| Supplied information |
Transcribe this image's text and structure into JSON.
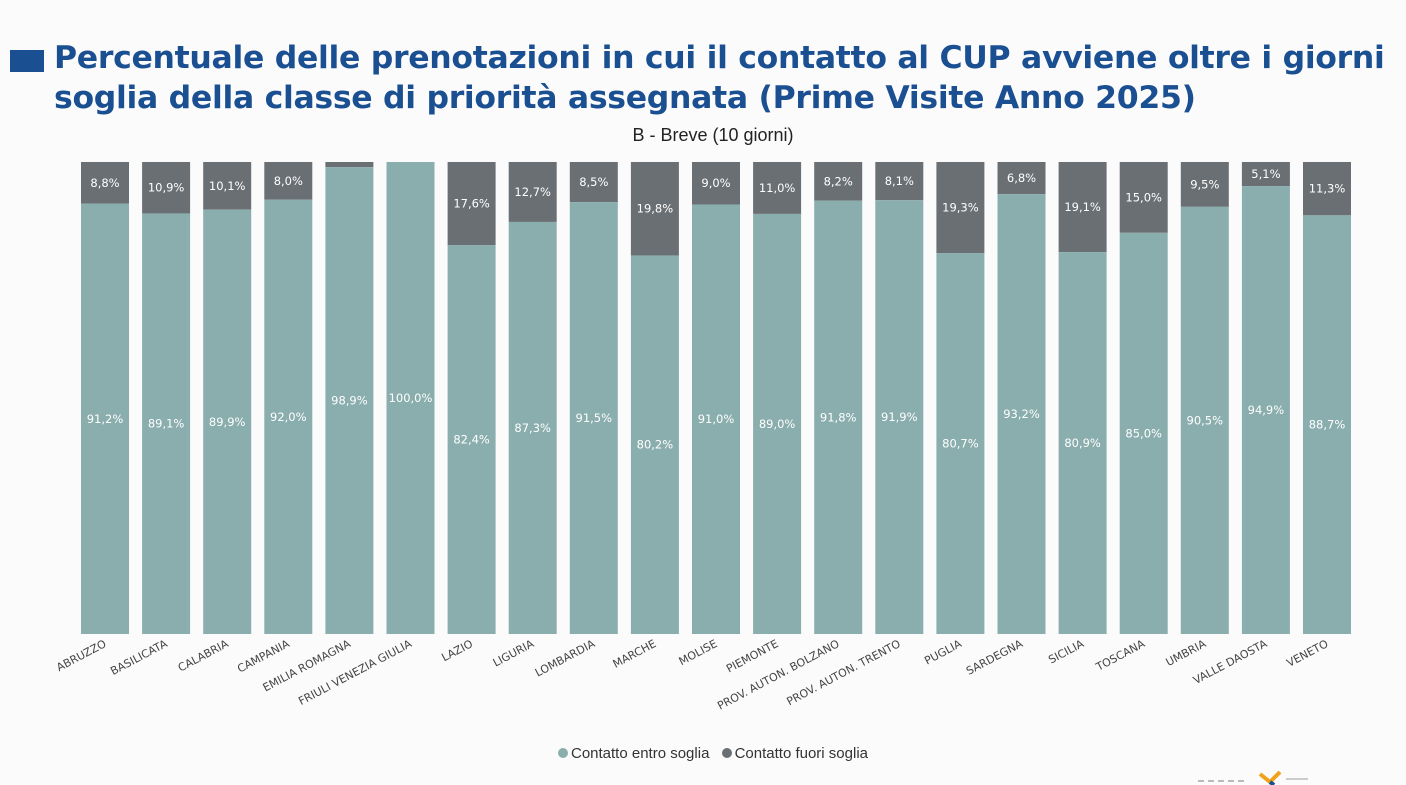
{
  "title": "Percentuale delle prenotazioni in cui il contatto al CUP avviene oltre i giorni soglia della classe di priorità assegnata (Prime Visite Anno 2025)",
  "colors": {
    "title": "#1a4f91",
    "entro": "#8aadad",
    "fuori": "#6a6f73"
  },
  "chart_data": {
    "type": "bar",
    "stacked": true,
    "title": "B - Breve (10 giorni)",
    "categories": [
      "ABRUZZO",
      "BASILICATA",
      "CALABRIA",
      "CAMPANIA",
      "EMILIA ROMAGNA",
      "FRIULI VENEZIA GIULIA",
      "LAZIO",
      "LIGURIA",
      "LOMBARDIA",
      "MARCHE",
      "MOLISE",
      "PIEMONTE",
      "PROV. AUTON. BOLZANO",
      "PROV. AUTON. TRENTO",
      "PUGLIA",
      "SARDEGNA",
      "SICILIA",
      "TOSCANA",
      "UMBRIA",
      "VALLE DAOSTA",
      "VENETO"
    ],
    "series": [
      {
        "name": "Contatto entro soglia",
        "values": [
          91.2,
          89.1,
          89.9,
          92.0,
          98.9,
          100.0,
          82.4,
          87.3,
          91.5,
          80.2,
          91.0,
          89.0,
          91.8,
          91.9,
          80.7,
          93.2,
          80.9,
          85.0,
          90.5,
          94.9,
          88.7
        ],
        "labels": [
          "91,2%",
          "89,1%",
          "89,9%",
          "92,0%",
          "98,9%",
          "100,0%",
          "82,4%",
          "87,3%",
          "91,5%",
          "80,2%",
          "91,0%",
          "89,0%",
          "91,8%",
          "91,9%",
          "80,7%",
          "93,2%",
          "80,9%",
          "85,0%",
          "90,5%",
          "94,9%",
          "88,7%"
        ]
      },
      {
        "name": "Contatto fuori soglia",
        "values": [
          8.8,
          10.9,
          10.1,
          8.0,
          1.1,
          0.0,
          17.6,
          12.7,
          8.5,
          19.8,
          9.0,
          11.0,
          8.2,
          8.1,
          19.3,
          6.8,
          19.1,
          15.0,
          9.5,
          5.1,
          11.3
        ],
        "labels": [
          "8,8%",
          "10,9%",
          "10,1%",
          "8,0%",
          "",
          "",
          "17,6%",
          "12,7%",
          "8,5%",
          "19,8%",
          "9,0%",
          "11,0%",
          "8,2%",
          "8,1%",
          "19,3%",
          "6,8%",
          "19,1%",
          "15,0%",
          "9,5%",
          "5,1%",
          "11,3%"
        ]
      }
    ],
    "ylim": [
      0,
      100
    ],
    "legend_position": "bottom"
  }
}
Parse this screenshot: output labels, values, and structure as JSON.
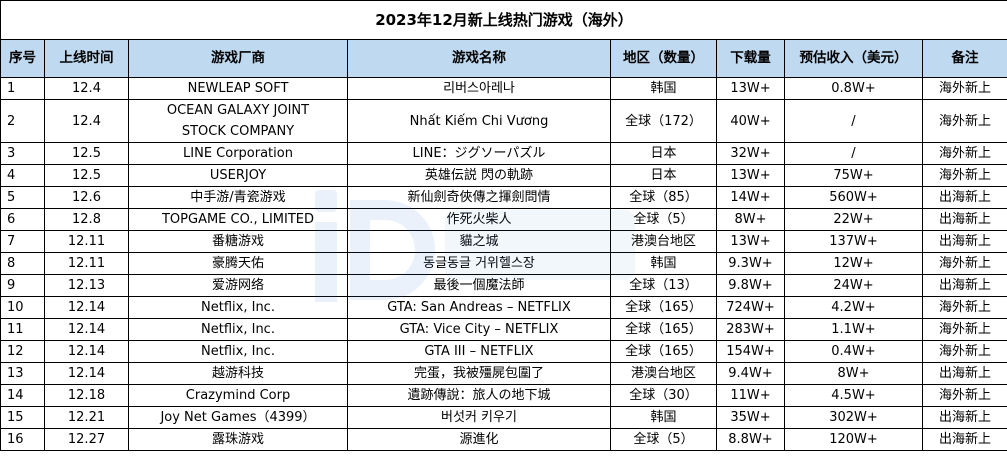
{
  "title": "2023年12月新上线热门游戏（海外）",
  "headers": [
    "序号",
    "上线时间",
    "游戏厂商",
    "游戏名称",
    "地区（数量）",
    "下载量",
    "预估收入（美元）",
    "备注"
  ],
  "rows": [
    [
      "1",
      "12.4",
      "NEWLEAP SOFT",
      "리버스아레나",
      "韩国",
      "13W+",
      "0.8W+",
      "海外新上"
    ],
    [
      "2",
      "12.4",
      "OCEAN GALAXY JOINT STOCK COMPANY",
      "Nhất Kiếm Chi Vương",
      "全球（172）",
      "40W+",
      "/",
      "海外新上"
    ],
    [
      "3",
      "12.5",
      "LINE Corporation",
      "LINE：ジグソーパズル",
      "日本",
      "32W+",
      "/",
      "海外新上"
    ],
    [
      "4",
      "12.5",
      "USERJOY",
      "英雄伝説 閃の軌跡",
      "日本",
      "13W+",
      "75W+",
      "海外新上"
    ],
    [
      "5",
      "12.6",
      "中手游/青瓷游戏",
      "新仙劍奇俠傳之揮劍問情",
      "全球（85）",
      "14W+",
      "560W+",
      "出海新上"
    ],
    [
      "6",
      "12.8",
      "TOPGAME CO., LIMITED",
      "作死火柴人",
      "全球（5）",
      "8W+",
      "22W+",
      "出海新上"
    ],
    [
      "7",
      "12.11",
      "番糖游戏",
      "貓之城",
      "港澳台地区",
      "13W+",
      "137W+",
      "出海新上"
    ],
    [
      "8",
      "12.11",
      "豪腾天佑",
      "동글동글 거위헬스장",
      "韩国",
      "9.3W+",
      "12W+",
      "海外新上"
    ],
    [
      "9",
      "12.13",
      "爱游网络",
      "最後一個魔法師",
      "全球（13）",
      "9.8W+",
      "24W+",
      "出海新上"
    ],
    [
      "10",
      "12.14",
      "Netflix, Inc.",
      "GTA: San Andreas – NETFLIX",
      "全球（165）",
      "724W+",
      "4.2W+",
      "海外新上"
    ],
    [
      "11",
      "12.14",
      "Netflix, Inc.",
      "GTA: Vice City – NETFLIX",
      "全球（165）",
      "283W+",
      "1.1W+",
      "海外新上"
    ],
    [
      "12",
      "12.14",
      "Netflix, Inc.",
      "GTA III – NETFLIX",
      "全球（165）",
      "154W+",
      "0.4W+",
      "海外新上"
    ],
    [
      "13",
      "12.14",
      "越游科技",
      "完蛋，我被殭屍包圍了",
      "港澳台地区",
      "9.4W+",
      "8W+",
      "出海新上"
    ],
    [
      "14",
      "12.18",
      "Crazymind Corp",
      "遺跡傳說：旅人の地下城",
      "全球（30）",
      "11W+",
      "4.5W+",
      "海外新上"
    ],
    [
      "15",
      "12.21",
      "Joy Net Games（4399）",
      "버섯커 키우기",
      "韩国",
      "35W+",
      "302W+",
      "出海新上"
    ],
    [
      "16",
      "12.27",
      "露珠游戏",
      "源進化",
      "全球（5）",
      "8.8W+",
      "120W+",
      "出海新上"
    ]
  ],
  "watermark_color": "#3a7fd5",
  "header_bg": "#bfd9f1"
}
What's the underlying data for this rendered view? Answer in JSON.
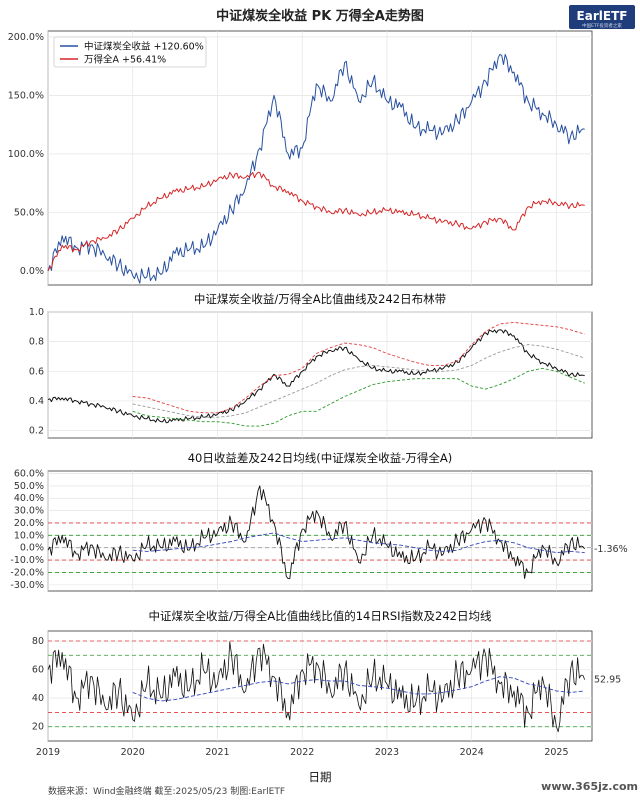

| Problem to work on |
Each record above is to be restated exactly, with its pictures removed from the copy.

| Written response |
Transcribe this image's text and structure into JSON.
{
  "title": "Percentuale delle prenotazioni in cui il contatto al CUP avviene oltre i giorni soglia della classe di priorità assegnata (Prime Visite Anno 2025)",
  "colors": {
    "title": "#1a4f91",
    "entro": "#8aadad",
    "fuori": "#6a6f73"
  },
  "chart_data": {
    "type": "bar",
    "stacked": true,
    "title": "B - Breve (10 giorni)",
    "categories": [
      "ABRUZZO",
      "BASILICATA",
      "CALABRIA",
      "CAMPANIA",
      "EMILIA ROMAGNA",
      "FRIULI VENEZIA GIULIA",
      "LAZIO",
      "LIGURIA",
      "LOMBARDIA",
      "MARCHE",
      "MOLISE",
      "PIEMONTE",
      "PROV. AUTON. BOLZANO",
      "PROV. AUTON. TRENTO",
      "PUGLIA",
      "SARDEGNA",
      "SICILIA",
      "TOSCANA",
      "UMBRIA",
      "VALLE DAOSTA",
      "VENETO"
    ],
    "series": [
      {
        "name": "Contatto entro soglia",
        "values": [
          91.2,
          89.1,
          89.9,
          92.0,
          98.9,
          100.0,
          82.4,
          87.3,
          91.5,
          80.2,
          91.0,
          89.0,
          91.8,
          91.9,
          80.7,
          93.2,
          80.9,
          85.0,
          90.5,
          94.9,
          88.7
        ],
        "labels": [
          "91,2%",
          "89,1%",
          "89,9%",
          "92,0%",
          "98,9%",
          "100,0%",
          "82,4%",
          "87,3%",
          "91,5%",
          "80,2%",
          "91,0%",
          "89,0%",
          "91,8%",
          "91,9%",
          "80,7%",
          "93,2%",
          "80,9%",
          "85,0%",
          "90,5%",
          "94,9%",
          "88,7%"
        ]
      },
      {
        "name": "Contatto fuori soglia",
        "values": [
          8.8,
          10.9,
          10.1,
          8.0,
          1.1,
          0.0,
          17.6,
          12.7,
          8.5,
          19.8,
          9.0,
          11.0,
          8.2,
          8.1,
          19.3,
          6.8,
          19.1,
          15.0,
          9.5,
          5.1,
          11.3
        ],
        "labels": [
          "8,8%",
          "10,9%",
          "10,1%",
          "8,0%",
          "",
          "",
          "17,6%",
          "12,7%",
          "8,5%",
          "19,8%",
          "9,0%",
          "11,0%",
          "8,2%",
          "8,1%",
          "19,3%",
          "6,8%",
          "19,1%",
          "15,0%",
          "9,5%",
          "5,1%",
          "11,3%"
        ]
      }
    ],
    "ylim": [
      0,
      100
    ],
    "legend_position": "bottom"
  }
}
Parse this screenshot: output labels, values, and structure as JSON.
{
  "title": "2023年12月新上线热门游戏（海外）",
  "headers": [
    "序号",
    "上线时间",
    "游戏厂商",
    "游戏名称",
    "地区（数量）",
    "下载量",
    "预估收入（美元）",
    "备注"
  ],
  "rows": [
    [
      "1",
      "12.4",
      "NEWLEAP SOFT",
      "리버스아레나",
      "韩国",
      "13W+",
      "0.8W+",
      "海外新上"
    ],
    [
      "2",
      "12.4",
      "OCEAN GALAXY JOINT STOCK COMPANY",
      "Nhất Kiếm Chi Vương",
      "全球（172）",
      "40W+",
      "/",
      "海外新上"
    ],
    [
      "3",
      "12.5",
      "LINE Corporation",
      "LINE：ジグソーパズル",
      "日本",
      "32W+",
      "/",
      "海外新上"
    ],
    [
      "4",
      "12.5",
      "USERJOY",
      "英雄伝説 閃の軌跡",
      "日本",
      "13W+",
      "75W+",
      "海外新上"
    ],
    [
      "5",
      "12.6",
      "中手游/青瓷游戏",
      "新仙劍奇俠傳之揮劍問情",
      "全球（85）",
      "14W+",
      "560W+",
      "出海新上"
    ],
    [
      "6",
      "12.8",
      "TOPGAME CO., LIMITED",
      "作死火柴人",
      "全球（5）",
      "8W+",
      "22W+",
      "出海新上"
    ],
    [
      "7",
      "12.11",
      "番糖游戏",
      "貓之城",
      "港澳台地区",
      "13W+",
      "137W+",
      "出海新上"
    ],
    [
      "8",
      "12.11",
      "豪腾天佑",
      "동글동글 거위헬스장",
      "韩国",
      "9.3W+",
      "12W+",
      "海外新上"
    ],
    [
      "9",
      "12.13",
      "爱游网络",
      "最後一個魔法師",
      "全球（13）",
      "9.8W+",
      "24W+",
      "出海新上"
    ],
    [
      "10",
      "12.14",
      "Netflix, Inc.",
      "GTA: San Andreas – NETFLIX",
      "全球（165）",
      "724W+",
      "4.2W+",
      "海外新上"
    ],
    [
      "11",
      "12.14",
      "Netflix, Inc.",
      "GTA: Vice City – NETFLIX",
      "全球（165）",
      "283W+",
      "1.1W+",
      "海外新上"
    ],
    [
      "12",
      "12.14",
      "Netflix, Inc.",
      "GTA III – NETFLIX",
      "全球（165）",
      "154W+",
      "0.4W+",
      "海外新上"
    ],
    [
      "13",
      "12.14",
      "越游科技",
      "完蛋，我被殭屍包圍了",
      "港澳台地区",
      "9.4W+",
      "8W+",
      "出海新上"
    ],
    [
      "14",
      "12.18",
      "Crazymind Corp",
      "遺跡傳說：旅人の地下城",
      "全球（30）",
      "11W+",
      "4.5W+",
      "海外新上"
    ],
    [
      "15",
      "12.21",
      "Joy Net Games（4399）",
      "버섯커 키우기",
      "韩国",
      "35W+",
      "302W+",
      "出海新上"
    ],
    [
      "16",
      "12.27",
      "露珠游戏",
      "源進化",
      "全球（5）",
      "8.8W+",
      "120W+",
      "出海新上"
    ]
  ],
  "watermark_color": "#3a7fd5",
  "header_bg": "#bfd9f1"
}
What's the underlying data for this rendered view? Answer in JSON.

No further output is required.